-- Start Material provided --
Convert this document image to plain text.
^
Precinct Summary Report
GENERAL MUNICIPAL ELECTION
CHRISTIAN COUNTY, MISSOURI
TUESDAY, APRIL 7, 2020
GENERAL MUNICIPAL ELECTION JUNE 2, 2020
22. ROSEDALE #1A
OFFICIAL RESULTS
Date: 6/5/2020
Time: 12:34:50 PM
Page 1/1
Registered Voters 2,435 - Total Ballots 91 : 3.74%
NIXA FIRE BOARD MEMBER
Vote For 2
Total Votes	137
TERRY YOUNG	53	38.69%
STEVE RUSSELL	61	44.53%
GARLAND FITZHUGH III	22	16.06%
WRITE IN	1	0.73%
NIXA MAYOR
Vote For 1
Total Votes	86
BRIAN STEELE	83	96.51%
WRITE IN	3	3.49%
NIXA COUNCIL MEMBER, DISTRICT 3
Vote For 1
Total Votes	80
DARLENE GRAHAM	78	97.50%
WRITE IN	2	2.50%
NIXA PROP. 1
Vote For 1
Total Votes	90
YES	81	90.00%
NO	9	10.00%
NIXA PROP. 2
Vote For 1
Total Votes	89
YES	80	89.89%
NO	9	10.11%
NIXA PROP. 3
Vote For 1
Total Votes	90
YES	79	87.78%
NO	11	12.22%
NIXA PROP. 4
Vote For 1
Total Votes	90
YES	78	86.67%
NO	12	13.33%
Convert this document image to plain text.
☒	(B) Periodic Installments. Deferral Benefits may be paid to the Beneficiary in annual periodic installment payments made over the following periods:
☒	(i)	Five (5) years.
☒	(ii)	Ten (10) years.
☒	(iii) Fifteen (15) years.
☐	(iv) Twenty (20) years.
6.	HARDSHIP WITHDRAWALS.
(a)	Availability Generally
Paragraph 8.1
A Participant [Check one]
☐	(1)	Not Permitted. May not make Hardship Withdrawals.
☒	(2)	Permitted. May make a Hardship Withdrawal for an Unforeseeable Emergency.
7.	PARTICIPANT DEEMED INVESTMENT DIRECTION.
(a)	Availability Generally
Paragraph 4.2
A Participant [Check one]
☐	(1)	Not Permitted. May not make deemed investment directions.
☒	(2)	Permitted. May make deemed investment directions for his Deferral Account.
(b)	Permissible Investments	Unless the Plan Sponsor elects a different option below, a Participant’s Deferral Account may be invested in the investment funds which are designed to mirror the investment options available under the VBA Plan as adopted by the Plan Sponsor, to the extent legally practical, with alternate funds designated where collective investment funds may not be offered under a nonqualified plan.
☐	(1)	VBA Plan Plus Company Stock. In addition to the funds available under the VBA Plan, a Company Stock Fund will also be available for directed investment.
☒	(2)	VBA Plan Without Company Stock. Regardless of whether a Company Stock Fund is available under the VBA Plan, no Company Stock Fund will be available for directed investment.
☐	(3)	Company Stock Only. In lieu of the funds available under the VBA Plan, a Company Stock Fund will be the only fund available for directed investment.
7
-- End Material provided --
Point out every line holding the string "under" and copy it.

(b)	Permissible Investments	Unless the Plan Sponsor elects a different option below, a Participant’s Deferral Account may be invested in the investment funds which are designed to mirror the investment options available under the VBA Plan as adopted by the Plan Sponsor, to the extent legally practical, with alternate funds designated where collective investment funds may not be offered under a nonqualified plan.
☐	(1)	VBA Plan Plus Company Stock. In addition to the funds available under the VBA Plan, a Company Stock Fund will also be available for directed investment.
☒	(2)	VBA Plan Without Company Stock. Regardless of whether a Company Stock Fund is available under the VBA Plan, no Company Stock Fund will be available for directed investment.
☐	(3)	Company Stock Only. In lieu of the funds available under the VBA Plan, a Company Stock Fund will be the only fund available for directed investment.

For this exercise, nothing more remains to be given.